Records that describe figures:
• • •

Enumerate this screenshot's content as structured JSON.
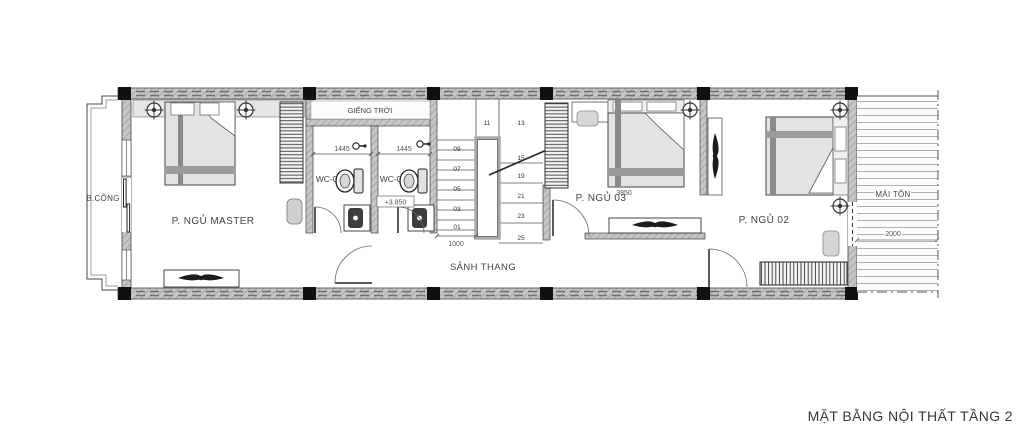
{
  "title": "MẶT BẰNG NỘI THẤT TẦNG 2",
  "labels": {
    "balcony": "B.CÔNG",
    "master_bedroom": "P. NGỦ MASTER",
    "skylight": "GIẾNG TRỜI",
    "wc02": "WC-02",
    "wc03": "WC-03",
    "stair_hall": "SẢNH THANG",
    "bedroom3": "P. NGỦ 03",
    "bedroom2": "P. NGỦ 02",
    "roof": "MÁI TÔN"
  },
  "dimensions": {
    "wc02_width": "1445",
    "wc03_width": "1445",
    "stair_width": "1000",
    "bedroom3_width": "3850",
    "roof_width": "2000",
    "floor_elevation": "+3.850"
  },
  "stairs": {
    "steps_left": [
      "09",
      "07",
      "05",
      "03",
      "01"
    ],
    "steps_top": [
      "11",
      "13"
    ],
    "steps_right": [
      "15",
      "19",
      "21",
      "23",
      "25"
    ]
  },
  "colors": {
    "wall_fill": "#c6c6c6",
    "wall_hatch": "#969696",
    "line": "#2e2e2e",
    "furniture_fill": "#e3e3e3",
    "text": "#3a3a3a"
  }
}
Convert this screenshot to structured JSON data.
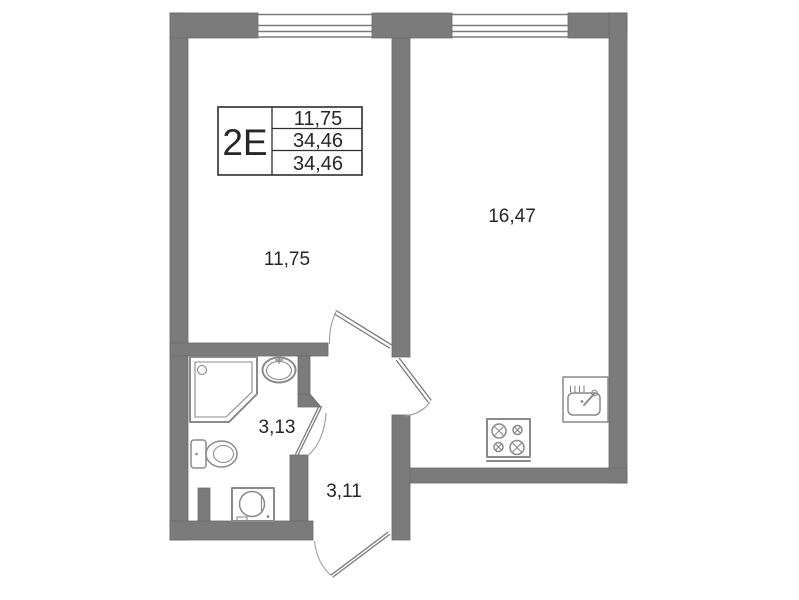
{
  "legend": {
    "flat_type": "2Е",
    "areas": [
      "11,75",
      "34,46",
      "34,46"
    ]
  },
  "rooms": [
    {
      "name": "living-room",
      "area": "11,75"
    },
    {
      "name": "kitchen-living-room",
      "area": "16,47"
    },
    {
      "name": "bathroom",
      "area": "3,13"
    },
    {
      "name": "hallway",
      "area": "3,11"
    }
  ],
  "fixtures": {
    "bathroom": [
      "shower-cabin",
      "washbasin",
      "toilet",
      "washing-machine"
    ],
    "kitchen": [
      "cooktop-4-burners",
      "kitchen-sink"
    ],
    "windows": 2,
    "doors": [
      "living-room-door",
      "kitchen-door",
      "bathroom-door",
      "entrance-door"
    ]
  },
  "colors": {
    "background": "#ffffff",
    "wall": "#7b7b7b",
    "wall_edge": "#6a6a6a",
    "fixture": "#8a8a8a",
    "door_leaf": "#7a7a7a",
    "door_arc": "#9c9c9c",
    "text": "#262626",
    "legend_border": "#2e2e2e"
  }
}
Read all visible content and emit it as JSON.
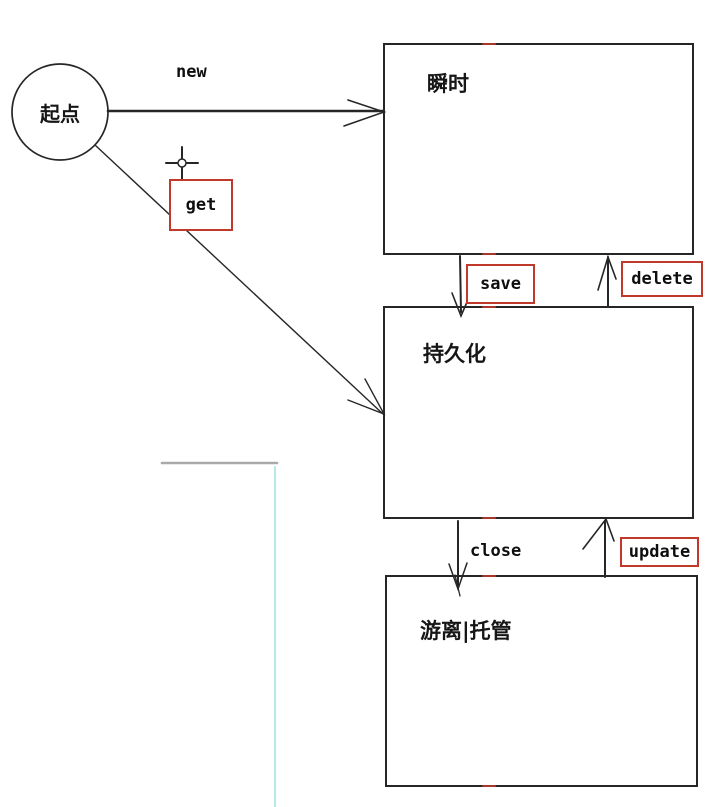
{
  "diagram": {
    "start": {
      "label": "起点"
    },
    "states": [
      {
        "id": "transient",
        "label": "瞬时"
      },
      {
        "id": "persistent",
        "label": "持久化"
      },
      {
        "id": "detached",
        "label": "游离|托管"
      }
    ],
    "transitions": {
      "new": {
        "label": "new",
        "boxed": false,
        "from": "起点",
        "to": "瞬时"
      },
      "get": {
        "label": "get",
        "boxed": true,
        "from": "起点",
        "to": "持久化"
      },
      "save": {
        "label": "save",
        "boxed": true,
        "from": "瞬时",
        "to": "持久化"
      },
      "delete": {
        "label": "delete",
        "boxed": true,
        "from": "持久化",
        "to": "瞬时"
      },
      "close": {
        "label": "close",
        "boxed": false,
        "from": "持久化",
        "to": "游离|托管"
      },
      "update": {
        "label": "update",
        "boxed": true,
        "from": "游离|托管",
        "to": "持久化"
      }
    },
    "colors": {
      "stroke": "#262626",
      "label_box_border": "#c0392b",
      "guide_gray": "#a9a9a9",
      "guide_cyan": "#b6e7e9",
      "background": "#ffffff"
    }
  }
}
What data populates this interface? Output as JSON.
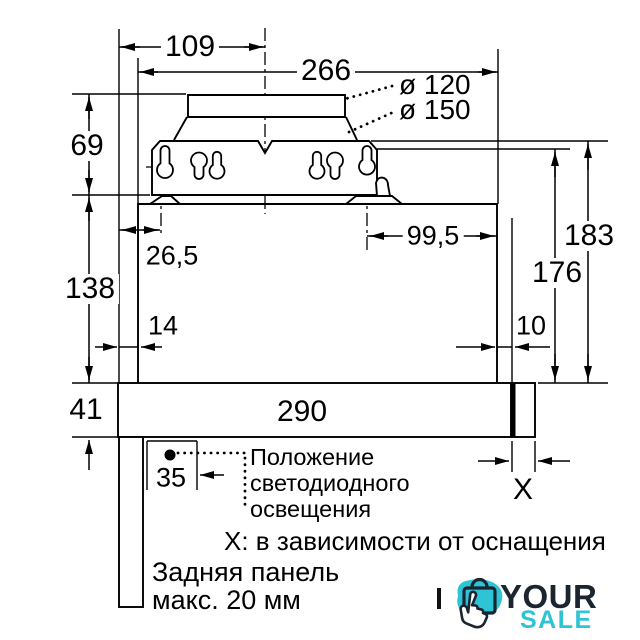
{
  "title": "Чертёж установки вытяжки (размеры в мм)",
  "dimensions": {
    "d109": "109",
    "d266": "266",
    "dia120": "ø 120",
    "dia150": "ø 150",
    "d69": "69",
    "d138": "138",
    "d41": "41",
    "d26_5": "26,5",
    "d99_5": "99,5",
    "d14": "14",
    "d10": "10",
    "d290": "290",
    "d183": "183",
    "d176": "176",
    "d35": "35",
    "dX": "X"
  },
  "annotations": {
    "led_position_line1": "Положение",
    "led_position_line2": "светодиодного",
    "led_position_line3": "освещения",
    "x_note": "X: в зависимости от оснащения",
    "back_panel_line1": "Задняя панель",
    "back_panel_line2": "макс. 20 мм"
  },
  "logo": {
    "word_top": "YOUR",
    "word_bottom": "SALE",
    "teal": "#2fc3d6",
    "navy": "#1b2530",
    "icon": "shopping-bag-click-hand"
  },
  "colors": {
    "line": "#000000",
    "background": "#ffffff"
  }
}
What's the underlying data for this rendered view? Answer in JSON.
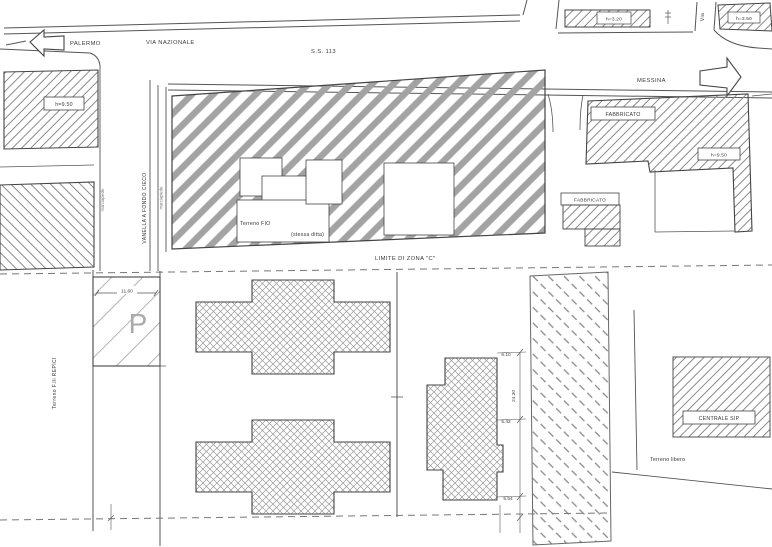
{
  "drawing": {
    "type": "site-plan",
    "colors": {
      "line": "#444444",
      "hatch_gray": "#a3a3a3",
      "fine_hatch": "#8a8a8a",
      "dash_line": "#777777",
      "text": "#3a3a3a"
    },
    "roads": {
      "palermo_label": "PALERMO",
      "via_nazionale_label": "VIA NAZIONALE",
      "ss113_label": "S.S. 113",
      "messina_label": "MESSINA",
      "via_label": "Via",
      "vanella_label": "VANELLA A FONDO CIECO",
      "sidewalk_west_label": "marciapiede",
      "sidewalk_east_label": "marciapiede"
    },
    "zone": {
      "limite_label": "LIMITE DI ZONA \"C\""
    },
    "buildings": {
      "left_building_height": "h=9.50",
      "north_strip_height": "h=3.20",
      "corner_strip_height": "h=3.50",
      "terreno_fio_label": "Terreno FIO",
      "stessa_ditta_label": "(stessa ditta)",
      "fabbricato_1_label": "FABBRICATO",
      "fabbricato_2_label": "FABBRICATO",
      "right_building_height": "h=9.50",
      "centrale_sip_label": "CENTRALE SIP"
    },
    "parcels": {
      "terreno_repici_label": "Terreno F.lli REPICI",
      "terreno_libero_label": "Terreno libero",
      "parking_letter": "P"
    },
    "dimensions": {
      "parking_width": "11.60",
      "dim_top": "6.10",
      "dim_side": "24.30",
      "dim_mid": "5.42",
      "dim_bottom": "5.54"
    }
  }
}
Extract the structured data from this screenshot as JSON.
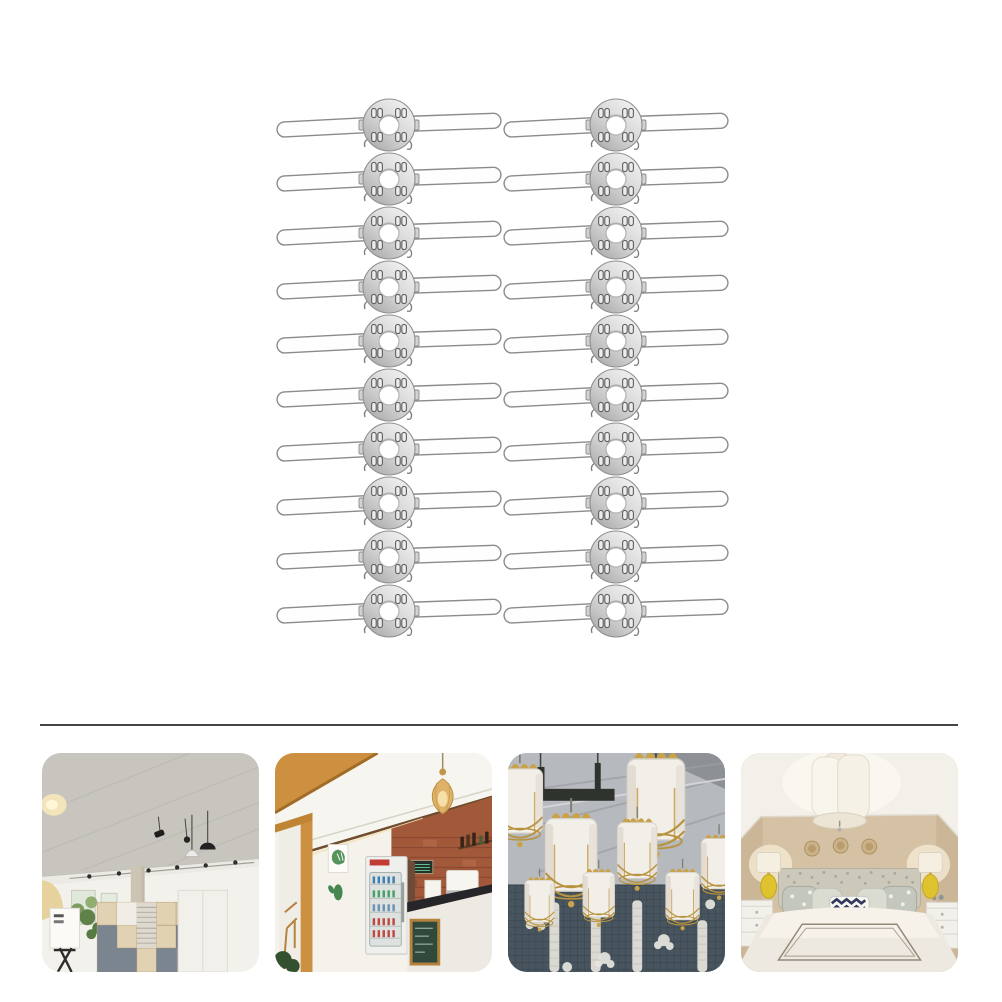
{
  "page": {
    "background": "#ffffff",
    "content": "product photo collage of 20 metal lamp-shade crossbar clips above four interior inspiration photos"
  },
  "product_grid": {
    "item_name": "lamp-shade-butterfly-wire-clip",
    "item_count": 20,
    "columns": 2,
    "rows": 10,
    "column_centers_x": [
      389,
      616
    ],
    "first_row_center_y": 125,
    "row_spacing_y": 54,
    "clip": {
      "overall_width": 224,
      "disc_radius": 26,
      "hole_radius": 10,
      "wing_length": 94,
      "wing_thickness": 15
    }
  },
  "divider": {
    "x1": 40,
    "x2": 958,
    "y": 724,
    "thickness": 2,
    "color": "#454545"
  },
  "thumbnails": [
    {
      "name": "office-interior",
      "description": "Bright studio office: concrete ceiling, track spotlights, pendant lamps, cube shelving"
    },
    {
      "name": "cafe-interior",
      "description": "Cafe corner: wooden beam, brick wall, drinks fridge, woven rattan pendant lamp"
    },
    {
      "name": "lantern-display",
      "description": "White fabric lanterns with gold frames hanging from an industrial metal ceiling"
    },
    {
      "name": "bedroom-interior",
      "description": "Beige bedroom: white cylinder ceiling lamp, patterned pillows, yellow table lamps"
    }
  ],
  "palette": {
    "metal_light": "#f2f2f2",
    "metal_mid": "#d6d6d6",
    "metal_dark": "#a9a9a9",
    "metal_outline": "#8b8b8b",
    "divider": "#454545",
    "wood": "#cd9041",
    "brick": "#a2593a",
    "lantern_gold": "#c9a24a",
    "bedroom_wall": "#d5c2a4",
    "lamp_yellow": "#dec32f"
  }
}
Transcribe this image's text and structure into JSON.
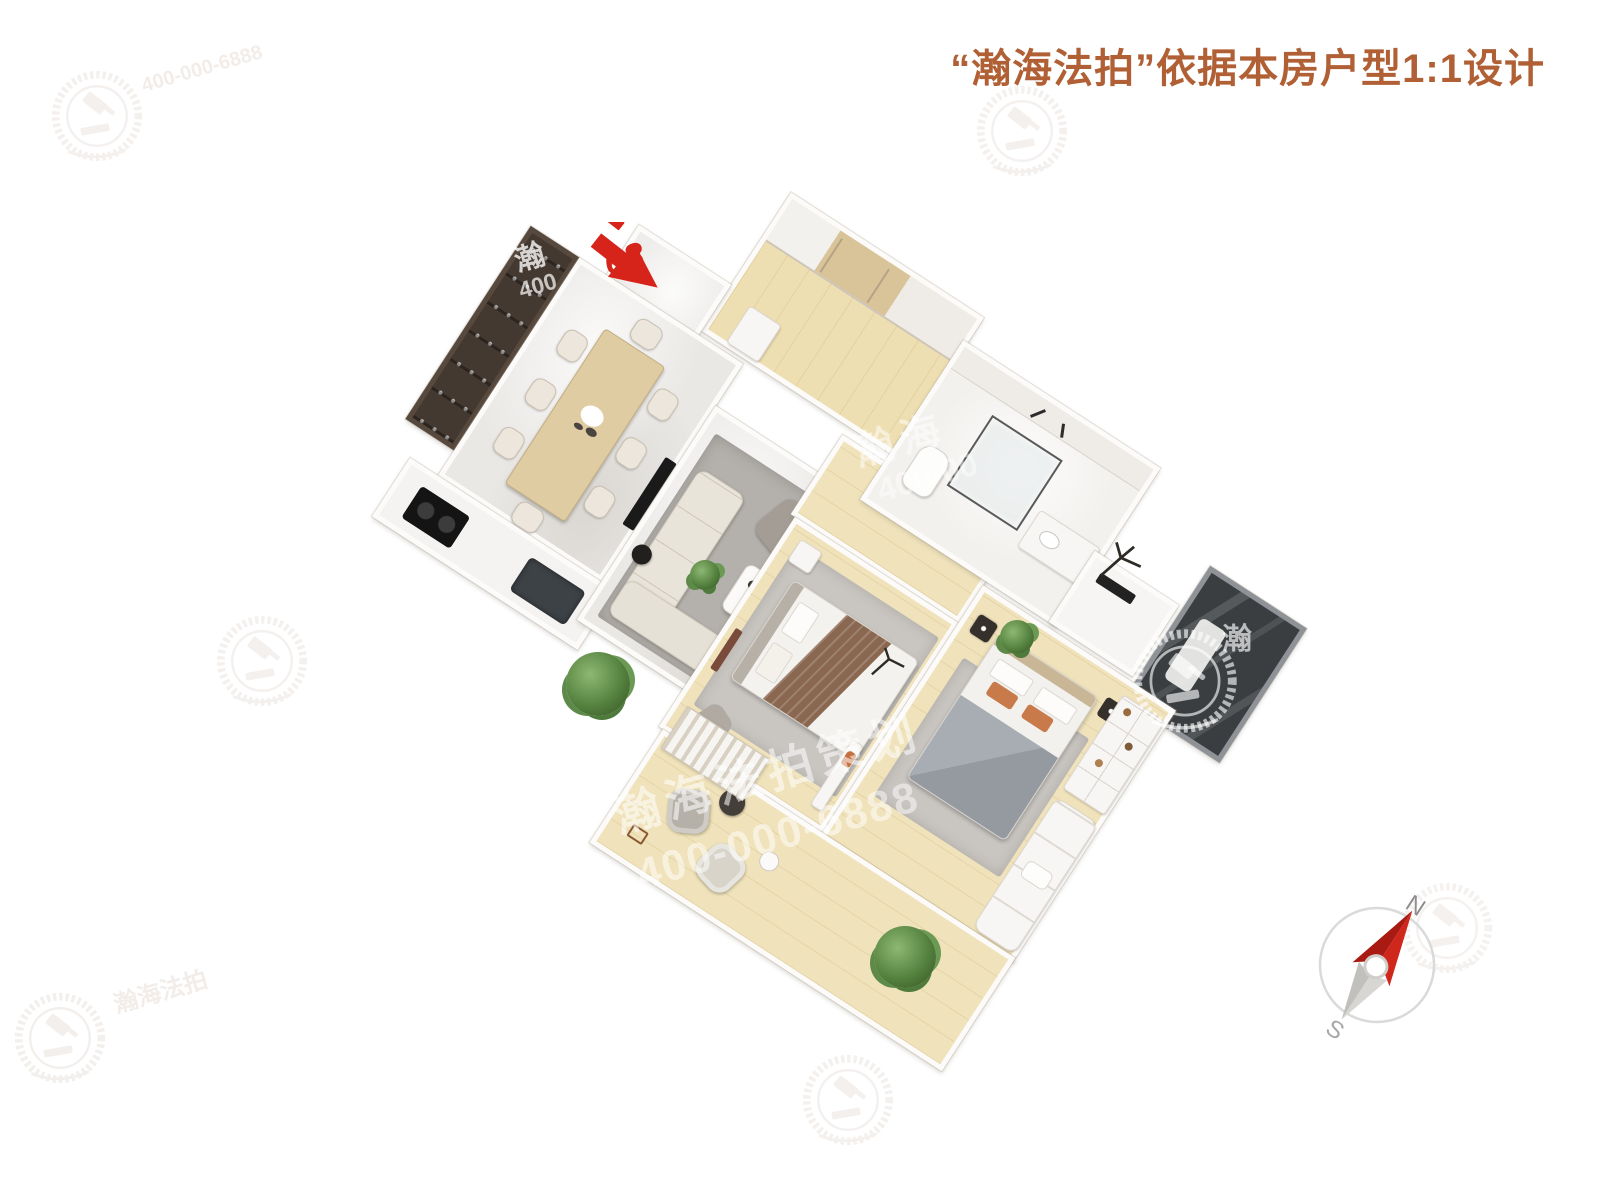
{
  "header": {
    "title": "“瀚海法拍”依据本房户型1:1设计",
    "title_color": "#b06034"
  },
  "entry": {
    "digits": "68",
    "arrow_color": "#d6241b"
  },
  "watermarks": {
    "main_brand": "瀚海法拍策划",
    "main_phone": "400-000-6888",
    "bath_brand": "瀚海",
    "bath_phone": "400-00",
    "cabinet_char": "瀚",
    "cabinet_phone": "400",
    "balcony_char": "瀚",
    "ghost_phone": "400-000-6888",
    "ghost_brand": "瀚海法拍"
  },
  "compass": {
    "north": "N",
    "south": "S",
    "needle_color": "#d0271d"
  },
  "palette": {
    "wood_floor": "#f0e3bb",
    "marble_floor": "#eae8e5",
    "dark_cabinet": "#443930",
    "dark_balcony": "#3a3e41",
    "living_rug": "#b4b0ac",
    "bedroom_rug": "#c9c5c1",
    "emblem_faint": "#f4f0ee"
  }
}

• • •

### REQUIREMENT
All lines holding the word "from" should be picked out and copied.

### REPLY TO THE TASK
        "from": "起点",
        "from": "起点",
        "from": "瞬时",
        "from": "持久化",
        "from": "持久化",
        "from": "游离|托管",
Extract the structured data from this screenshot as JSON.
      "description": "White fabric lanterns with gold frames hanging from an industrial metal ceiling"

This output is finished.